--- DATASET ---
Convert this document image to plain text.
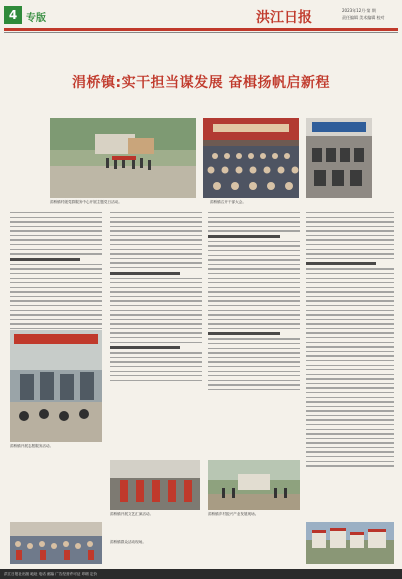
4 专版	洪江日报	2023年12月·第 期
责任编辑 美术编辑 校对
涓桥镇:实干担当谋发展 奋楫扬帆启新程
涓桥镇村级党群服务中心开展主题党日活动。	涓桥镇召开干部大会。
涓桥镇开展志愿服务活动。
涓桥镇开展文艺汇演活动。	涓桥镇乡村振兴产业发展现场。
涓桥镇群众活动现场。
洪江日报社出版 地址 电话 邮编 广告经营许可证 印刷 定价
---
--- DATASET ---
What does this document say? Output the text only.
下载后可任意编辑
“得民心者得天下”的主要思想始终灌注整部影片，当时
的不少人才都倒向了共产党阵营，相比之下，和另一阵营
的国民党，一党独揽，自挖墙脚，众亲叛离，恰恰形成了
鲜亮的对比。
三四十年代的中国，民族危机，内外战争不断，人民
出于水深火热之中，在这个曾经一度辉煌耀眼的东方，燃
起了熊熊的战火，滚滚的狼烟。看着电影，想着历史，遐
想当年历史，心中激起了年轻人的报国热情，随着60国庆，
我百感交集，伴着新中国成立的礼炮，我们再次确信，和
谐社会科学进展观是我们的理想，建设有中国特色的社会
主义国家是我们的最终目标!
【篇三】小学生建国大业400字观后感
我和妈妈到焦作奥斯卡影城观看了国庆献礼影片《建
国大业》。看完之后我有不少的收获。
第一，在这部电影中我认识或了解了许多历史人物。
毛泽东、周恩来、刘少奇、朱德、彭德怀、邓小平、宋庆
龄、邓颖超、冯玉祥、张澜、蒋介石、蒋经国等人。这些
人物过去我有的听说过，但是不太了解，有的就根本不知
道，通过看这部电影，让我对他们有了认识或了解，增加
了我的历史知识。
---
--- DATASET ---
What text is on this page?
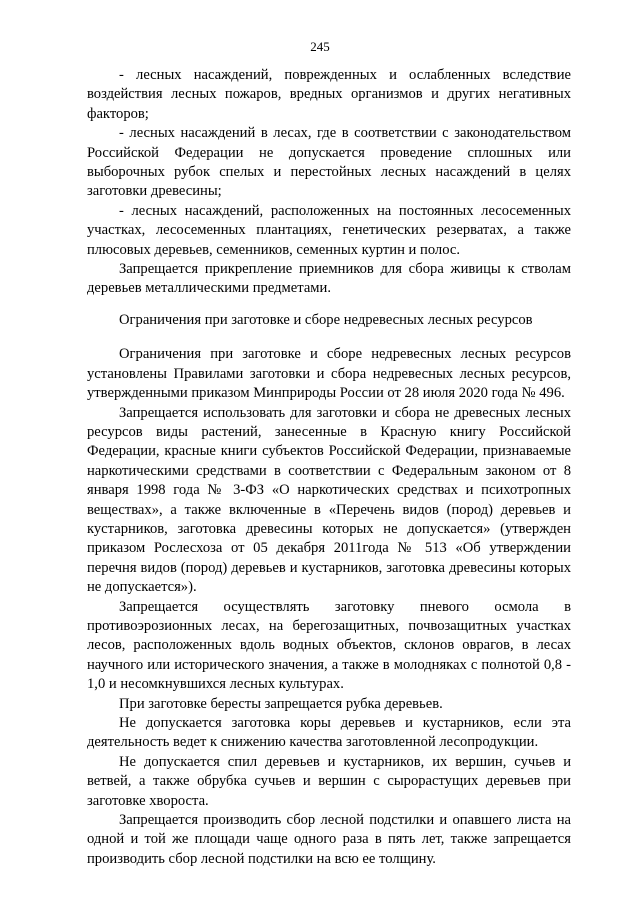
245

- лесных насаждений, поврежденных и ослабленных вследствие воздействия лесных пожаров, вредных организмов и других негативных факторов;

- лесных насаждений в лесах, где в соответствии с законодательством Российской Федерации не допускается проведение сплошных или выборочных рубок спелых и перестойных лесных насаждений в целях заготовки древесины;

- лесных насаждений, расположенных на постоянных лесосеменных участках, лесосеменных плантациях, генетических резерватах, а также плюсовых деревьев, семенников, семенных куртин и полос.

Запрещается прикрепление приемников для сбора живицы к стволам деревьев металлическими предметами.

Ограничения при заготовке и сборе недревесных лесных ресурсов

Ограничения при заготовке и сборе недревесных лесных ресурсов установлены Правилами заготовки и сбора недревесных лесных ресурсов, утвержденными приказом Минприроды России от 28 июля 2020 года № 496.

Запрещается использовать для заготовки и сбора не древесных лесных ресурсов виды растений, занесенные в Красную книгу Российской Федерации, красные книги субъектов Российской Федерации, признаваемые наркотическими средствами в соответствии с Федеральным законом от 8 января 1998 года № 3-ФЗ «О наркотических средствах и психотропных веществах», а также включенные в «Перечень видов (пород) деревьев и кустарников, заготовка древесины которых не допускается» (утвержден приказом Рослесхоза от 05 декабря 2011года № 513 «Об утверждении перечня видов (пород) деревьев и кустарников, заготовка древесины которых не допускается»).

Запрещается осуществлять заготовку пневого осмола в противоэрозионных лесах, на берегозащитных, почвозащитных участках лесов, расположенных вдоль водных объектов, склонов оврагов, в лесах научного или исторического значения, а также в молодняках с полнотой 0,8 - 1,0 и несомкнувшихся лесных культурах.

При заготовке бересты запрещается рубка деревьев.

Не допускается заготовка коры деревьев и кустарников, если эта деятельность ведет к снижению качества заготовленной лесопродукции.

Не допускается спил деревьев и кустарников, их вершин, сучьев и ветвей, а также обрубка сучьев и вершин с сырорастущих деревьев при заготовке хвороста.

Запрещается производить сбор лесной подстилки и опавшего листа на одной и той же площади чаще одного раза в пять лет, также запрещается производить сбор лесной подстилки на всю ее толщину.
---
-- JOB --
Tally the lines of the material above that contain the word "лесах" and report the total alone.

-- RESULT FOR THIS TASK --
2